— START —
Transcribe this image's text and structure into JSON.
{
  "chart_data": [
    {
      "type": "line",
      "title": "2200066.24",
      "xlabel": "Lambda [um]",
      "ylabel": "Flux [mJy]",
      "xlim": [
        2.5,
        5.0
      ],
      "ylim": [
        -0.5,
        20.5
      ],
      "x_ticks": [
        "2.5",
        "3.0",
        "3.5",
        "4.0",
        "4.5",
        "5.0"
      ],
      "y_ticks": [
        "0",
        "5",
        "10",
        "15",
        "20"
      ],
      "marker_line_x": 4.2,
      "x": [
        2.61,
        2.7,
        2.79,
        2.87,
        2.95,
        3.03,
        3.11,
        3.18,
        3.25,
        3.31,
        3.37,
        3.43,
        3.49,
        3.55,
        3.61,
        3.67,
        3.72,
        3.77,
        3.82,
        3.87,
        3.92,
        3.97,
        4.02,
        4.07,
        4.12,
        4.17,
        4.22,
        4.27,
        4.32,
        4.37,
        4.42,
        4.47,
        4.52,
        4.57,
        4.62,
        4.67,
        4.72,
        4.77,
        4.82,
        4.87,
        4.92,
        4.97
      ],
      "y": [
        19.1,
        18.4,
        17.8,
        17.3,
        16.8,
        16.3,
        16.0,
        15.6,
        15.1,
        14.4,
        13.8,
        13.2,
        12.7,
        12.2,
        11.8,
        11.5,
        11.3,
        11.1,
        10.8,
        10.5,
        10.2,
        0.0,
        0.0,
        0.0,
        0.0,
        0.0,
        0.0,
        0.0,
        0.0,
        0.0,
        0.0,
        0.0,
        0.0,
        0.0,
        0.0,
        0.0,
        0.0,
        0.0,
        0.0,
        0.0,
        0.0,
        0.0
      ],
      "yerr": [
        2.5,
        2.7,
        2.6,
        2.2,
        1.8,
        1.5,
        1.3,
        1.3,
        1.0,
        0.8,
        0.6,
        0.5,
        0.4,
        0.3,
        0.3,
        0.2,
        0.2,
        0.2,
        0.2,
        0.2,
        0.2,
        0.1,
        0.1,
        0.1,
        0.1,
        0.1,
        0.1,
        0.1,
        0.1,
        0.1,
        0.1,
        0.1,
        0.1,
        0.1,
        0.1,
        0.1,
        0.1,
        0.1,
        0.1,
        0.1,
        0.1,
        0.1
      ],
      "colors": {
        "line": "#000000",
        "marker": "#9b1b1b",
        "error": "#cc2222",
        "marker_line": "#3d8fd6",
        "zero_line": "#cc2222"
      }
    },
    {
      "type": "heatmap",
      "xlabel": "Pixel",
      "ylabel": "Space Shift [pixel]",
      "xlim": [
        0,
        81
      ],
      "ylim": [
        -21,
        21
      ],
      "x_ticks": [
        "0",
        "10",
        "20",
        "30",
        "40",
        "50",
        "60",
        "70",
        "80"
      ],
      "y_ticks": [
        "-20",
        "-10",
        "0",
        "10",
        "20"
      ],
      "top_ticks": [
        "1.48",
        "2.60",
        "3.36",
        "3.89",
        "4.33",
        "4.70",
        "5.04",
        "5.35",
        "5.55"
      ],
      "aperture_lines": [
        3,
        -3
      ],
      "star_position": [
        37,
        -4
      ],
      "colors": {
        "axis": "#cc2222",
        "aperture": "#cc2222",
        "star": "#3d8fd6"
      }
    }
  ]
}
— END —
Exercise: Every entry in the listing must be retyped exactly.

Answer below:
Transcribe this image's text and structure into JSON.
{
  "chart_data": [
    {
      "type": "line",
      "title": "2200066.24",
      "xlabel": "Lambda [um]",
      "ylabel": "Flux [mJy]",
      "xlim": [
        2.5,
        5.0
      ],
      "ylim": [
        -0.5,
        20.5
      ],
      "x_ticks": [
        "2.5",
        "3.0",
        "3.5",
        "4.0",
        "4.5",
        "5.0"
      ],
      "y_ticks": [
        "0",
        "5",
        "10",
        "15",
        "20"
      ],
      "marker_line_x": 4.2,
      "x": [
        2.61,
        2.7,
        2.79,
        2.87,
        2.95,
        3.03,
        3.11,
        3.18,
        3.25,
        3.31,
        3.37,
        3.43,
        3.49,
        3.55,
        3.61,
        3.67,
        3.72,
        3.77,
        3.82,
        3.87,
        3.92,
        3.97,
        4.02,
        4.07,
        4.12,
        4.17,
        4.22,
        4.27,
        4.32,
        4.37,
        4.42,
        4.47,
        4.52,
        4.57,
        4.62,
        4.67,
        4.72,
        4.77,
        4.82,
        4.87,
        4.92,
        4.97
      ],
      "y": [
        19.1,
        18.4,
        17.8,
        17.3,
        16.8,
        16.3,
        16.0,
        15.6,
        15.1,
        14.4,
        13.8,
        13.2,
        12.7,
        12.2,
        11.8,
        11.5,
        11.3,
        11.1,
        10.8,
        10.5,
        10.2,
        0.0,
        0.0,
        0.0,
        0.0,
        0.0,
        0.0,
        0.0,
        0.0,
        0.0,
        0.0,
        0.0,
        0.0,
        0.0,
        0.0,
        0.0,
        0.0,
        0.0,
        0.0,
        0.0,
        0.0,
        0.0
      ],
      "yerr": [
        2.5,
        2.7,
        2.6,
        2.2,
        1.8,
        1.5,
        1.3,
        1.3,
        1.0,
        0.8,
        0.6,
        0.5,
        0.4,
        0.3,
        0.3,
        0.2,
        0.2,
        0.2,
        0.2,
        0.2,
        0.2,
        0.1,
        0.1,
        0.1,
        0.1,
        0.1,
        0.1,
        0.1,
        0.1,
        0.1,
        0.1,
        0.1,
        0.1,
        0.1,
        0.1,
        0.1,
        0.1,
        0.1,
        0.1,
        0.1,
        0.1,
        0.1
      ],
      "colors": {
        "line": "#000000",
        "marker": "#9b1b1b",
        "error": "#cc2222",
        "marker_line": "#3d8fd6",
        "zero_line": "#cc2222"
      }
    },
    {
      "type": "heatmap",
      "xlabel": "Pixel",
      "ylabel": "Space Shift [pixel]",
      "xlim": [
        0,
        81
      ],
      "ylim": [
        -21,
        21
      ],
      "x_ticks": [
        "0",
        "10",
        "20",
        "30",
        "40",
        "50",
        "60",
        "70",
        "80"
      ],
      "y_ticks": [
        "-20",
        "-10",
        "0",
        "10",
        "20"
      ],
      "top_ticks": [
        "1.48",
        "2.60",
        "3.36",
        "3.89",
        "4.33",
        "4.70",
        "5.04",
        "5.35",
        "5.55"
      ],
      "aperture_lines": [
        3,
        -3
      ],
      "star_position": [
        37,
        -4
      ],
      "colors": {
        "axis": "#cc2222",
        "aperture": "#cc2222",
        "star": "#3d8fd6"
      }
    }
  ]
}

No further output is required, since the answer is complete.